What to produce: Using the thread on benchmark jobs below, decide whether each statement agrees with it: (a) the cron-triggered jobs run every 6 hours; (b) the open source runners currently use an input size one tenth that of Dataflow; (c) the `_PR` versions of the jobs run only on the 16th worker. Answer yes or no for each and quote the words of the thread that decide it.

Ismael, there's still room for that (as well as for running multiple times
and taking the median as Valentyn proposed) as the jobs anyway fully occupy
one machine. The load statistics [1] show that currently that worker is
most of the time idle. As of now, last time the jobs were executed they all
took about 40 minutes [2]. That makes nearly 90% of idle time for the `
apache-beam-jenkins-16`, because they are triggered every 6 hours. That's
the state of the cron-triggered jobs listed here [2].
There are also `_PR` versions of these jobs, that share the DSL config, and
could be run from GitHub phrases: [3], [4], [5]. They are not tied to the
16th worker and spread on the rest of them, but that shouldn't be an issue,
either. As you can see in the history they are not triggered that often.

[1]
https://ci-beam.apache.org/computer/apache-beam-jenkins-16/load-statistics?type=min
[2] https://ci-beam.apache.org/label/beam-perf/
[3] https://ci-beam.apache.org/job/beam_PostCommit_Java_Nexmark_Flink_PR
[4] https://ci-beam.apache.org/job/beam_PostCommit_Java_Nexmark_Spark_PR
[5] https://ci-beam.apache.org/job/beam_PostCommit_Java_Nexmark_Direct_PR

On Mon, Jul 27, 2020 at 6:54 PM Valentyn Tymofieiev <valen...@google.com>
wrote:

> +1, thanks, Damian!
>
> > Are Spark and Flink runners benchmarking against local clusters on the
> Jenkins VMs?
>
> I believe that's the case and yes, the load on
> local-running benchmarks seems to be rather low, especially on some queries.
> Another avenue to improve the signal stability would be to run the
> benchmarks multiple times and analyze the 50th percentile of the readings.
>
> On Mon, Jul 27, 2020 at 9:47 AM Ismaël Mejía <ieme...@gmail.com> wrote:
>
>> Great analysis Damian thanks for taking a look and fixing this. Great
>> to know it was not anything related to Beam's code.
>>
>> I wonder if we should probably change the input size for the open
>> source runners (currently is 1/10 of Dataflow, that explains the big
>> difference on time), with the goal of detecting regressions better,
>> the current size is so small that adding 1s of extra time in some runs
>> looks like a 50-60% degradation and we cannot know if this is due to
>> some small small CPU/GC pause or a real regression. I wonder however
>> if this will impact negatively the worker utilization.

Records shown:
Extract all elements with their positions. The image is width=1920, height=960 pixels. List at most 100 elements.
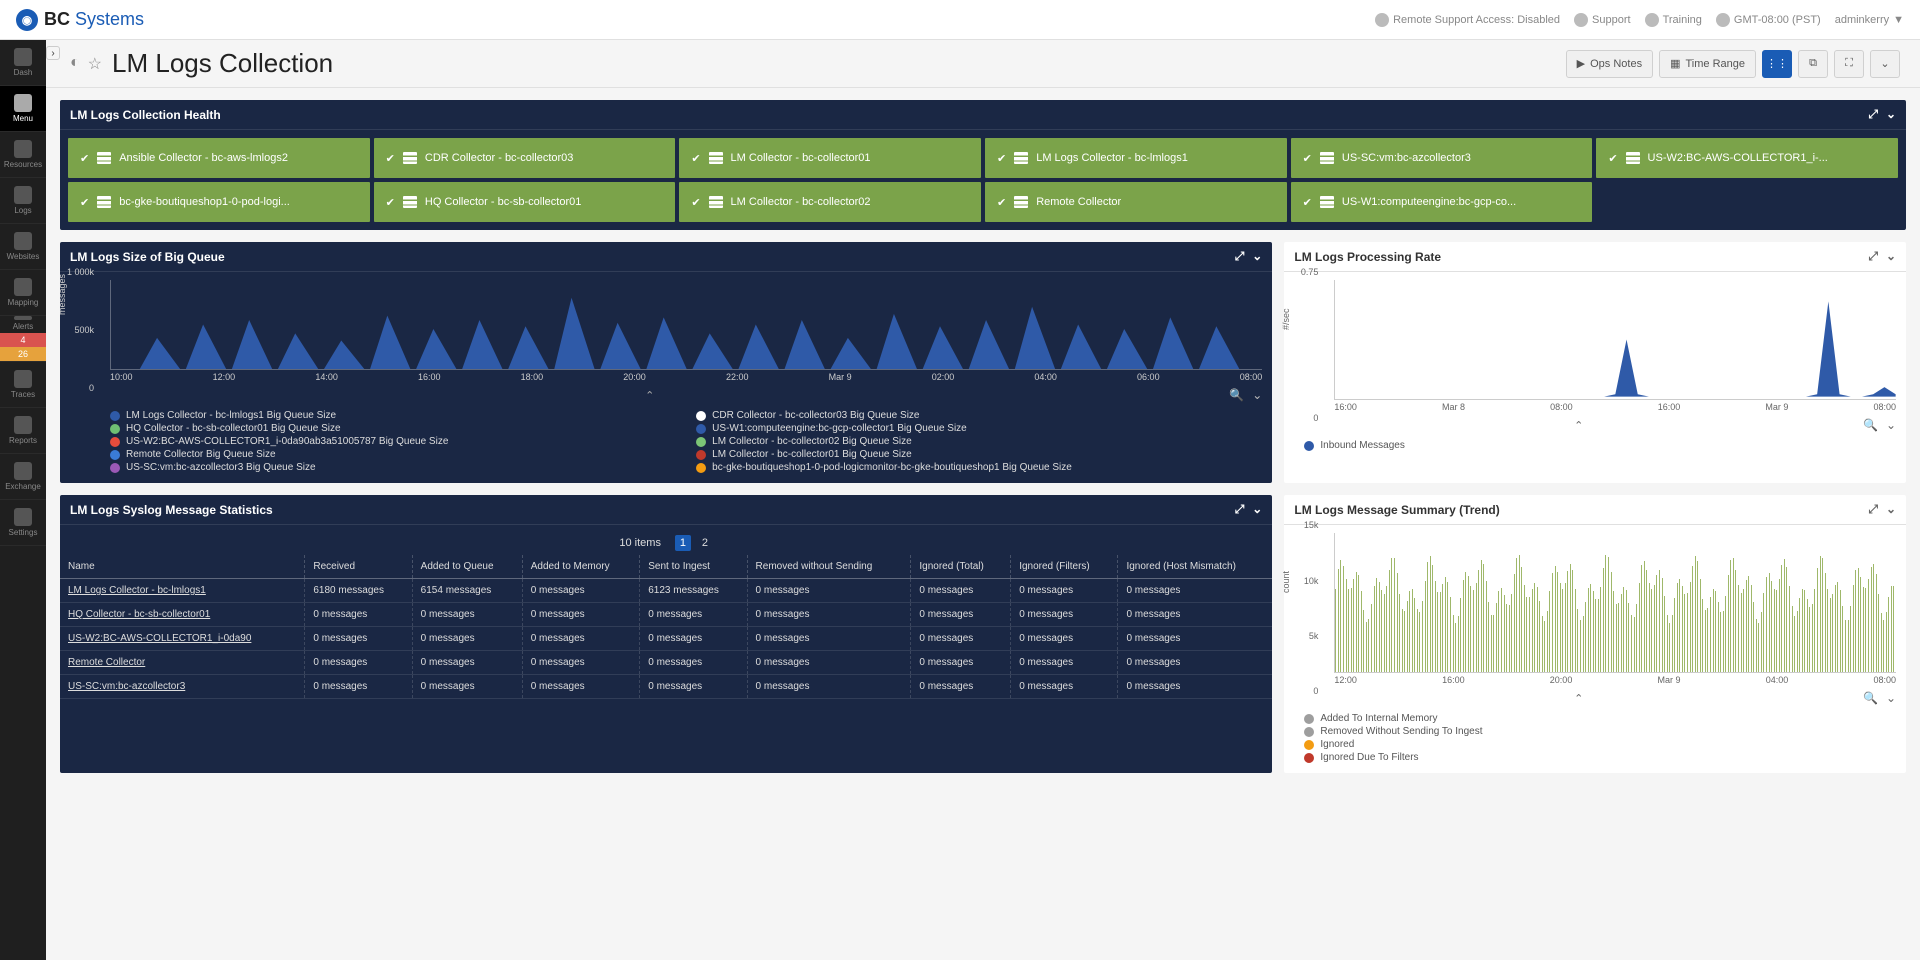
health-card[interactable]: ✔US-W2:BC-AWS-COLLECTOR1_i-... <box>1596 138 1898 178</box>
nav-icon <box>14 508 32 526</box>
collector-link[interactable]: LM Logs Collector - bc-lmlogs1 <box>68 585 206 596</box>
column-header[interactable]: Ignored (Host Mismatch) <box>1118 555 1272 579</box>
alert-badge[interactable]: 26 <box>0 347 46 361</box>
title-bar: ◐ ☆ LM Logs Collection ▶ Ops Notes ▦ Tim… <box>46 40 1920 88</box>
fullscreen-button[interactable]: ⛶ <box>1834 50 1864 78</box>
health-card[interactable]: ✔Ansible Collector - bc-aws-lmlogs2 <box>68 138 370 178</box>
collector-link[interactable]: Remote Collector <box>68 657 145 668</box>
user-menu[interactable]: adminkerry ▼ <box>1835 14 1904 26</box>
legend-item[interactable]: CDR Collector - bc-collector03 Big Queue… <box>696 410 1262 421</box>
ops-notes-button[interactable]: ▶ Ops Notes <box>1566 50 1653 78</box>
copy-button[interactable]: ⧉ <box>1798 50 1828 78</box>
nav-item-mapping[interactable]: Mapping <box>0 270 46 316</box>
legend-item[interactable]: LM Collector - bc-collector02 Big Queue … <box>696 436 1262 447</box>
nav-item-dash[interactable]: Dash <box>0 40 46 86</box>
chart-menu-icon[interactable]: ⌄ <box>1886 691 1896 705</box>
health-card[interactable]: ✔LM Collector - bc-collector02 <box>679 182 981 222</box>
chart-collapse-caret[interactable]: ⌃ <box>1574 419 1583 432</box>
widget-menu-icon[interactable]: ⌄ <box>1886 249 1896 264</box>
alert-badge[interactable]: 4 <box>0 333 46 347</box>
server-icon <box>709 152 723 164</box>
widget-menu-icon[interactable]: ⌄ <box>1252 249 1262 264</box>
expand-icon[interactable]: ⤢ <box>1235 249 1245 264</box>
legend-item[interactable]: US-W1:computeengine:bc-gcp-collector1 Bi… <box>696 423 1262 434</box>
health-card[interactable]: ✔LM Logs Collector - bc-lmlogs1 <box>985 138 1287 178</box>
widget-menu-icon[interactable]: ⌄ <box>1252 502 1262 517</box>
collector-link[interactable]: HQ Collector - bc-sb-collector01 <box>68 609 210 620</box>
expand-icon[interactable]: ⤢ <box>1235 502 1245 517</box>
chart-menu-icon[interactable]: ⌄ <box>1252 388 1262 402</box>
health-card[interactable]: ✔LM Collector - bc-collector01 <box>679 138 981 178</box>
zoom-icon[interactable]: 🔍 <box>1863 418 1878 432</box>
collector-link[interactable]: US-SC:vm:bc-azcollector3 <box>68 681 185 692</box>
nav-item-logs[interactable]: Logs <box>0 178 46 224</box>
column-header[interactable]: Sent to Ingest <box>640 555 747 579</box>
widget-menu-icon[interactable]: ⌄ <box>1886 502 1896 517</box>
page-button[interactable]: 2 <box>697 535 713 551</box>
health-card[interactable]: ✔CDR Collector - bc-collector03 <box>374 138 676 178</box>
expand-icon[interactable]: ⤢ <box>1868 107 1878 122</box>
legend-item[interactable]: LM Logs Collector - bc-lmlogs1 Big Queue… <box>110 410 676 421</box>
legend-item[interactable]: HQ Collector - bc-sb-collector01 Big Que… <box>110 423 676 434</box>
layout-button[interactable]: ⋮⋮ <box>1762 50 1792 78</box>
support-link[interactable]: Support <box>1574 13 1631 27</box>
training-link[interactable]: Training <box>1645 13 1702 27</box>
column-header[interactable]: Removed without Sending <box>747 555 911 579</box>
timezone-selector[interactable]: GMT-08:00 (PST) <box>1716 13 1821 27</box>
health-card[interactable]: ✔US-SC:vm:bc-azcollector3 <box>1291 138 1593 178</box>
legend-dot-icon <box>696 411 706 421</box>
brand-logo[interactable]: ◉ BC Systems <box>16 9 144 31</box>
nav-item-traces[interactable]: Traces <box>0 362 46 408</box>
expand-icon[interactable]: ⤢ <box>1868 249 1878 264</box>
health-card[interactable]: ✔US-W1:computeengine:bc-gcp-co... <box>1291 182 1593 222</box>
nav-item-menu[interactable]: Menu <box>0 86 46 132</box>
big-queue-widget: LM Logs Size of Big Queue ⤢⌄ messages 05… <box>60 242 1272 483</box>
nav-item-reports[interactable]: Reports <box>0 408 46 454</box>
health-card[interactable]: ✔HQ Collector - bc-sb-collector01 <box>374 182 676 222</box>
legend-item[interactable]: Ignored <box>1304 739 1896 750</box>
nav-item-resources[interactable]: Resources <box>0 132 46 178</box>
column-header[interactable]: Ignored (Filters) <box>1011 555 1118 579</box>
nav-expand-chevron[interactable]: › <box>46 46 60 60</box>
nav-item-settings[interactable]: Settings <box>0 500 46 546</box>
zoom-icon[interactable]: 🔍 <box>1863 691 1878 705</box>
legend-item[interactable]: Ignored Due To Filters <box>1304 752 1896 763</box>
legend-item[interactable]: Removed Without Sending To Ingest <box>1304 726 1896 737</box>
nav-item-websites[interactable]: Websites <box>0 224 46 270</box>
column-header[interactable]: Received <box>305 555 412 579</box>
time-range-button[interactable]: ▦ Time Range <box>1659 50 1756 78</box>
dashboard-icon[interactable]: ◐ <box>70 54 80 74</box>
legend-dot-icon <box>110 463 120 473</box>
remote-support-status[interactable]: Remote Support Access: Disabled <box>1375 13 1560 27</box>
collector-link[interactable]: US-W2:BC-AWS-COLLECTOR1_i-0da90 <box>68 633 251 644</box>
column-header[interactable]: Ignored (Total) <box>911 555 1011 579</box>
legend-item[interactable]: Inbound Messages <box>1304 440 1896 451</box>
nav-icon <box>14 370 32 388</box>
legend-dot-icon <box>110 411 120 421</box>
legend-item[interactable]: US-SC:vm:bc-azcollector3 Big Queue Size <box>110 462 676 473</box>
expand-icon[interactable]: ⤢ <box>1868 502 1878 517</box>
column-header[interactable]: Added to Memory <box>522 555 640 579</box>
legend-item[interactable]: Remote Collector Big Queue Size <box>110 449 676 460</box>
legend-item[interactable]: US-W2:BC-AWS-COLLECTOR1_i-0da90ab3a51005… <box>110 436 676 447</box>
column-header[interactable]: Added to Queue <box>412 555 522 579</box>
chart-menu-icon[interactable]: ⌄ <box>1886 418 1896 432</box>
nav-item-alerts[interactable]: Alerts426 <box>0 316 46 362</box>
favorite-star-icon[interactable]: ☆ <box>88 54 102 74</box>
legend-item[interactable]: Added To Internal Memory <box>1304 713 1896 724</box>
nav-icon <box>14 232 32 250</box>
legend-item[interactable]: bc-gke-boutiqueshop1-0-pod-logicmonitor-… <box>696 462 1262 473</box>
page-button[interactable]: 1 <box>675 535 691 551</box>
health-card[interactable]: ✔Remote Collector <box>985 182 1287 222</box>
column-header[interactable]: Name <box>60 555 305 579</box>
nav-item-exchange[interactable]: Exchange <box>0 454 46 500</box>
chart-collapse-caret[interactable]: ⌃ <box>1574 692 1583 705</box>
health-card[interactable]: ✔bc-gke-boutiqueshop1-0-pod-logi... <box>68 182 370 222</box>
widget-menu-icon[interactable]: ⌄ <box>1886 107 1896 122</box>
zoom-icon[interactable]: 🔍 <box>1229 388 1244 402</box>
server-icon <box>1626 152 1640 164</box>
legend-dot-icon <box>696 437 706 447</box>
more-chevron-button[interactable]: ⌄ <box>1870 50 1900 78</box>
legend-item[interactable]: LM Collector - bc-collector01 Big Queue … <box>696 449 1262 460</box>
chart-collapse-caret[interactable]: ⌃ <box>645 389 654 402</box>
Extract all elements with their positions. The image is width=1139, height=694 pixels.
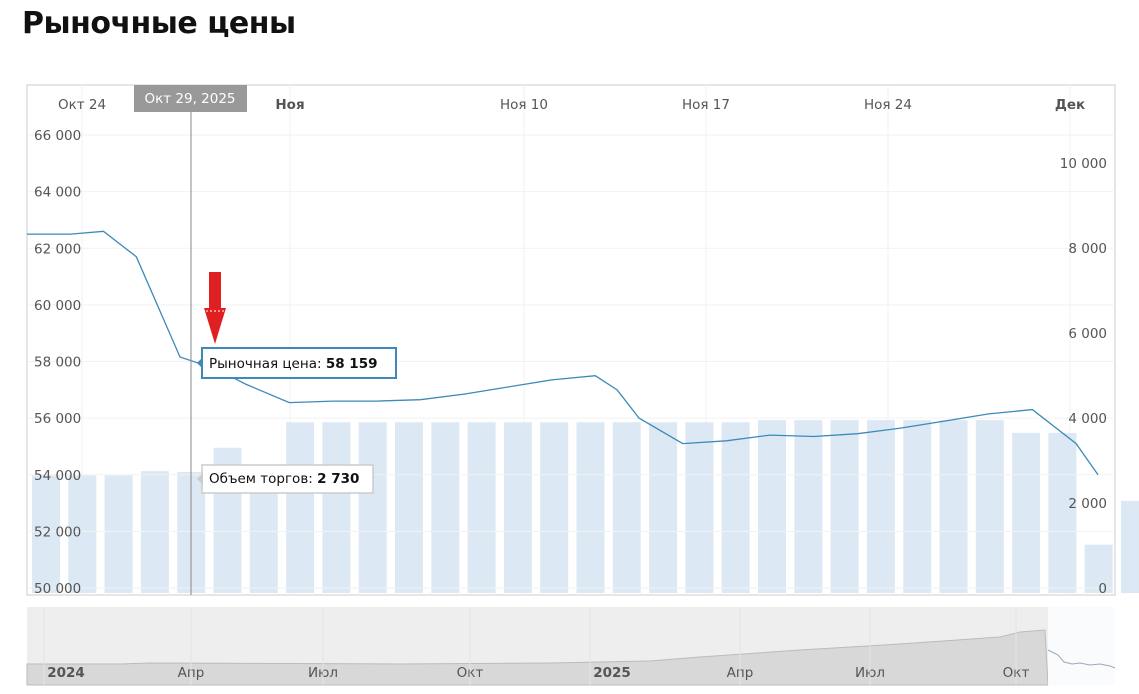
- volume-bar: [1048, 432, 1077, 593]
- navigator[interactable]: 2024 Апр Июл Окт 2025 Апр Июл Окт: [26, 607, 1116, 686]
- cursor-date-flag: Окт 29, 2025: [134, 85, 247, 112]
- volume-bar: [612, 422, 641, 593]
- navigator-selected-range[interactable]: [1048, 607, 1115, 685]
- cursor-date-label: Окт 29, 2025: [144, 91, 235, 107]
- volume-bar: [975, 420, 1004, 593]
- navigator-label: 2024: [47, 665, 85, 681]
- y-left-tick-label: 66 000: [34, 128, 81, 144]
- price-tooltip-value: 58 159: [326, 356, 378, 372]
- price-tooltip: Рыночная цена: 58 159: [197, 347, 397, 379]
- y-left-tick-label: 50 000: [34, 581, 81, 597]
- navigator-selected-line: [1047, 649, 1116, 669]
- y-left-tick-label: 64 000: [34, 185, 81, 201]
- y-right-tick-label: 6 000: [1068, 326, 1107, 342]
- svg-text:Рыночная цена: 58 159: Рыночная цена: 58 159: [209, 356, 377, 372]
- x-tick-label: Ноя 10: [500, 97, 548, 113]
- volume-bar: [322, 422, 351, 593]
- volume-bar: [576, 422, 605, 593]
- annotation-arrow: [204, 272, 226, 344]
- y-right-tick-label: 10 000: [1060, 156, 1107, 172]
- volume-bar: [1121, 500, 1139, 593]
- volume-bar: [758, 420, 786, 593]
- navigator-label: 2025: [593, 665, 631, 681]
- volume-tooltip-label: Объем торгов:: [209, 471, 317, 487]
- y-left-tick-label: 54 000: [34, 468, 81, 484]
- x-tick-label: Ноя: [275, 97, 304, 113]
- volume-bar: [540, 422, 569, 593]
- volume-bar: [649, 422, 678, 593]
- volume-bar: [395, 422, 423, 593]
- navigator-area: [26, 629, 1049, 686]
- volume-bar: [866, 420, 895, 593]
- volume-bar: [32, 475, 60, 593]
- volume-bar: [104, 475, 133, 593]
- y-right-tick-label: 8 000: [1068, 241, 1107, 257]
- volume-bar: [794, 420, 823, 593]
- page-title: Рыночные цены: [22, 6, 296, 41]
- y-left-tick-label: 60 000: [34, 298, 81, 314]
- y-left-tick-label: 52 000: [34, 524, 81, 540]
- y-right-tick-label: 2 000: [1068, 496, 1107, 512]
- volume-bar: [358, 422, 387, 593]
- volume-bar: [685, 422, 714, 593]
- volume-tooltip-value: 2 730: [317, 471, 359, 487]
- price-tooltip-label: Рыночная цена:: [209, 356, 326, 372]
- price-series-line: [27, 230, 1099, 476]
- x-tick-label: Ноя 24: [864, 97, 912, 113]
- y-right-tick-label: 0: [1098, 581, 1107, 597]
- volume-bar: [1012, 432, 1041, 593]
- volume-bar: [1084, 544, 1113, 593]
- y-left-tick-label: 56 000: [34, 411, 81, 427]
- volume-bar: [140, 471, 169, 593]
- svg-text:Объем торгов: 2 730: Объем торгов: 2 730: [209, 471, 359, 487]
- volume-bar: [903, 420, 932, 593]
- volume-bar: [503, 422, 532, 593]
- x-tick-label: Окт 24: [58, 97, 106, 113]
- x-tick-label: Дек: [1055, 97, 1085, 113]
- y-left-tick-label: 62 000: [34, 241, 81, 257]
- y-right-tick-label: 4 000: [1068, 411, 1107, 427]
- volume-bar: [939, 420, 968, 593]
- volume-bar: [830, 420, 859, 593]
- volume-bar: [286, 422, 315, 593]
- x-tick-label: Ноя 17: [682, 97, 730, 113]
- volume-bar: [467, 422, 496, 593]
- volume-bar: [68, 475, 97, 593]
- volume-bar: [721, 422, 750, 593]
- plot-area: [26, 84, 1116, 596]
- volume-tooltip: Объем торгов: 2 730: [197, 464, 374, 494]
- volume-bar: [431, 422, 460, 593]
- y-left-tick-label: 58 000: [34, 355, 81, 371]
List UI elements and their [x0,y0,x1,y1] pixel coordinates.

Final result:
(a) Yes: "because they are triggered every 6 hours"
(b) Yes: "currently is 1/10 of Dataflow"
(c) No: "They are not tied to the 16th worker and spread on the rest of them"